## Set exercise:
Copy the data that follows exactly. Include no pictures.

## Recorded information:
※

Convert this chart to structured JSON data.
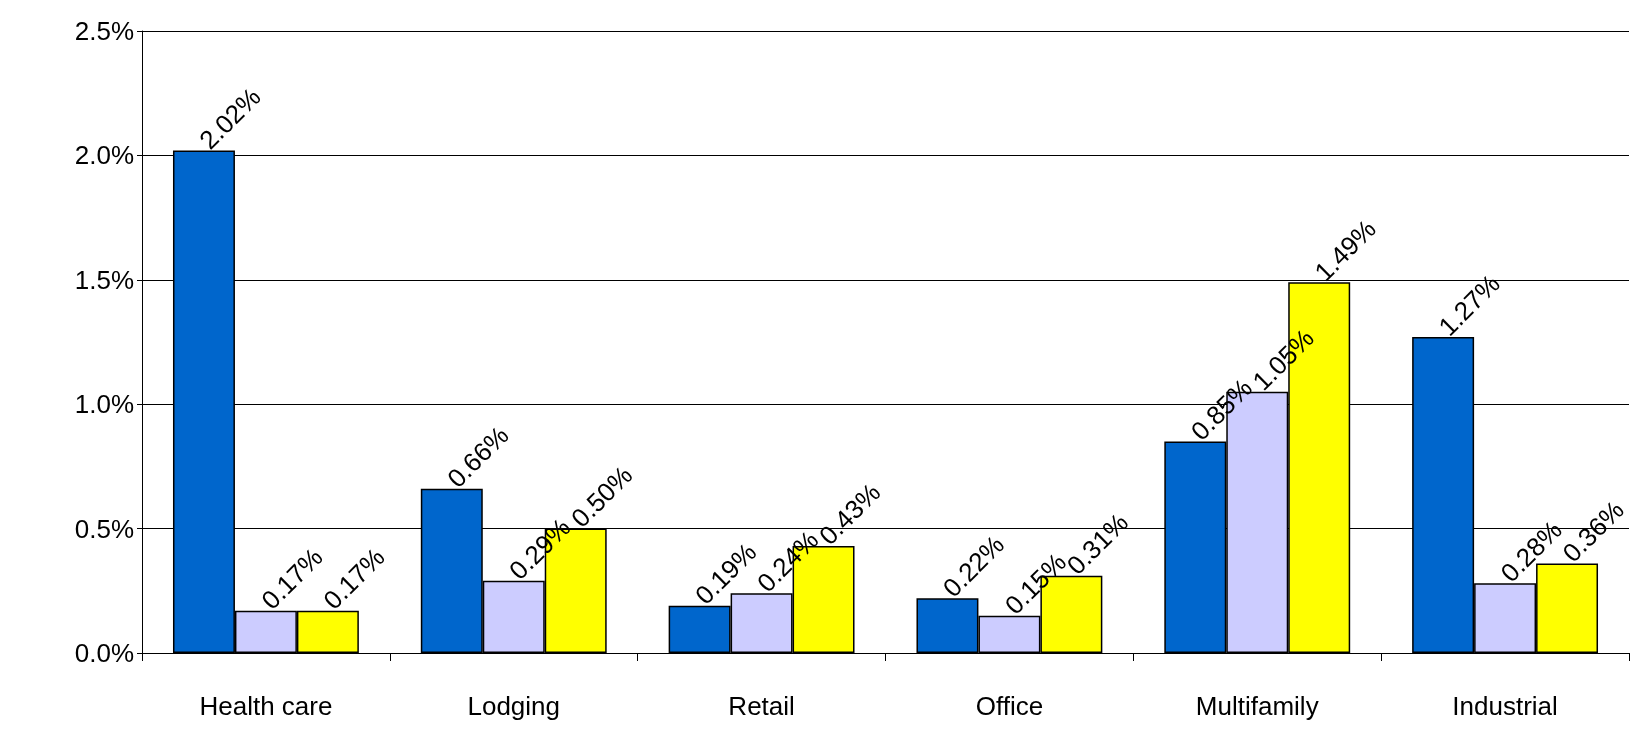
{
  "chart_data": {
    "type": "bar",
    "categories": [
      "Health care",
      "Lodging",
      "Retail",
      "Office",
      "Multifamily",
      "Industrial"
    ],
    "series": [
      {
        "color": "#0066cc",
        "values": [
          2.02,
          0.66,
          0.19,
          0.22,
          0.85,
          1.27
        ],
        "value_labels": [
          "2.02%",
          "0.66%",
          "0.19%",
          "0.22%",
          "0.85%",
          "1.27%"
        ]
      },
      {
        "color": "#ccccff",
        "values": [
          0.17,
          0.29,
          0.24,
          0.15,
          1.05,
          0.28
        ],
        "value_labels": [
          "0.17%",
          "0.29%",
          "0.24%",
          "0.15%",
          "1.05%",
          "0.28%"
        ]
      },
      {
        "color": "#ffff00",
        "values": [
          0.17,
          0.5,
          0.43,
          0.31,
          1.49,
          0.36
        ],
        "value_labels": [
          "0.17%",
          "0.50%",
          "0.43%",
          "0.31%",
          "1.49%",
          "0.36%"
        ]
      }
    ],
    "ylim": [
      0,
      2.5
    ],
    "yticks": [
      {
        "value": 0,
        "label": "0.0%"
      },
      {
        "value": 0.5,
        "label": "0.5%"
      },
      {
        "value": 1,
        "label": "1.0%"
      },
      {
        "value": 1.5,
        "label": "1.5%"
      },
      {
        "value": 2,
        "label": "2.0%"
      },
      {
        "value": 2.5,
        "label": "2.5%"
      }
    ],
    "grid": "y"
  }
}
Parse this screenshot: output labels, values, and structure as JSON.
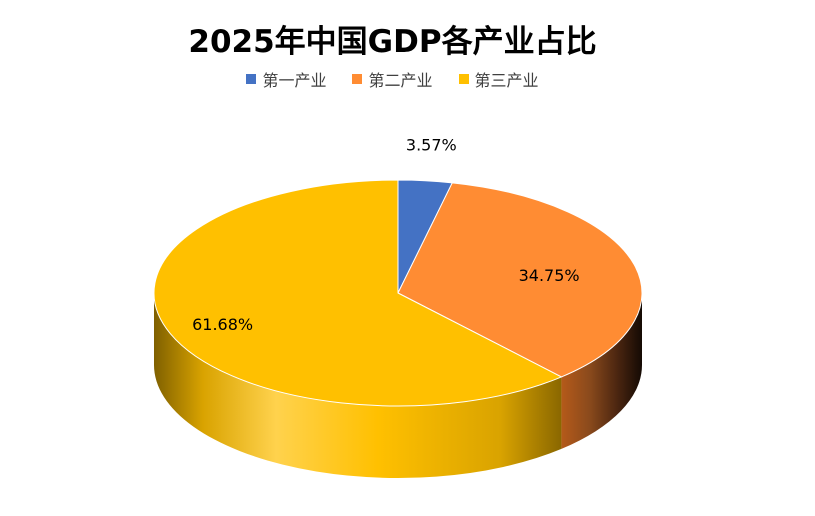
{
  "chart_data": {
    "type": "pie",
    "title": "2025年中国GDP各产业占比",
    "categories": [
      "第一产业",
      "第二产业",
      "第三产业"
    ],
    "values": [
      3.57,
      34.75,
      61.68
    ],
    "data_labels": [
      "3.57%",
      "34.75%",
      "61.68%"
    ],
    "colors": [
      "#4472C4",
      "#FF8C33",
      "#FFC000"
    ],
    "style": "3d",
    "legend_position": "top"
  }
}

※

## Final result:
Convert this chart to structured JSON data.
{
  "chart_data": {
    "type": "bar",
    "categories": [
      "Health care",
      "Lodging",
      "Retail",
      "Office",
      "Multifamily",
      "Industrial"
    ],
    "series": [
      {
        "color": "#0066cc",
        "values": [
          2.02,
          0.66,
          0.19,
          0.22,
          0.85,
          1.27
        ],
        "value_labels": [
          "2.02%",
          "0.66%",
          "0.19%",
          "0.22%",
          "0.85%",
          "1.27%"
        ]
      },
      {
        "color": "#ccccff",
        "values": [
          0.17,
          0.29,
          0.24,
          0.15,
          1.05,
          0.28
        ],
        "value_labels": [
          "0.17%",
          "0.29%",
          "0.24%",
          "0.15%",
          "1.05%",
          "0.28%"
        ]
      },
      {
        "color": "#ffff00",
        "values": [
          0.17,
          0.5,
          0.43,
          0.31,
          1.49,
          0.36
        ],
        "value_labels": [
          "0.17%",
          "0.50%",
          "0.43%",
          "0.31%",
          "1.49%",
          "0.36%"
        ]
      }
    ],
    "ylim": [
      0,
      2.5
    ],
    "yticks": [
      {
        "value": 0,
        "label": "0.0%"
      },
      {
        "value": 0.5,
        "label": "0.5%"
      },
      {
        "value": 1,
        "label": "1.0%"
      },
      {
        "value": 1.5,
        "label": "1.5%"
      },
      {
        "value": 2,
        "label": "2.0%"
      },
      {
        "value": 2.5,
        "label": "2.5%"
      }
    ],
    "grid": "y"
  }
}
Parse this screenshot: output labels, values, and structure as JSON.
{
  "chart_data": {
    "type": "pie",
    "title": "2025年中国GDP各产业占比",
    "categories": [
      "第一产业",
      "第二产业",
      "第三产业"
    ],
    "values": [
      3.57,
      34.75,
      61.68
    ],
    "data_labels": [
      "3.57%",
      "34.75%",
      "61.68%"
    ],
    "colors": [
      "#4472C4",
      "#FF8C33",
      "#FFC000"
    ],
    "style": "3d",
    "legend_position": "top"
  }
}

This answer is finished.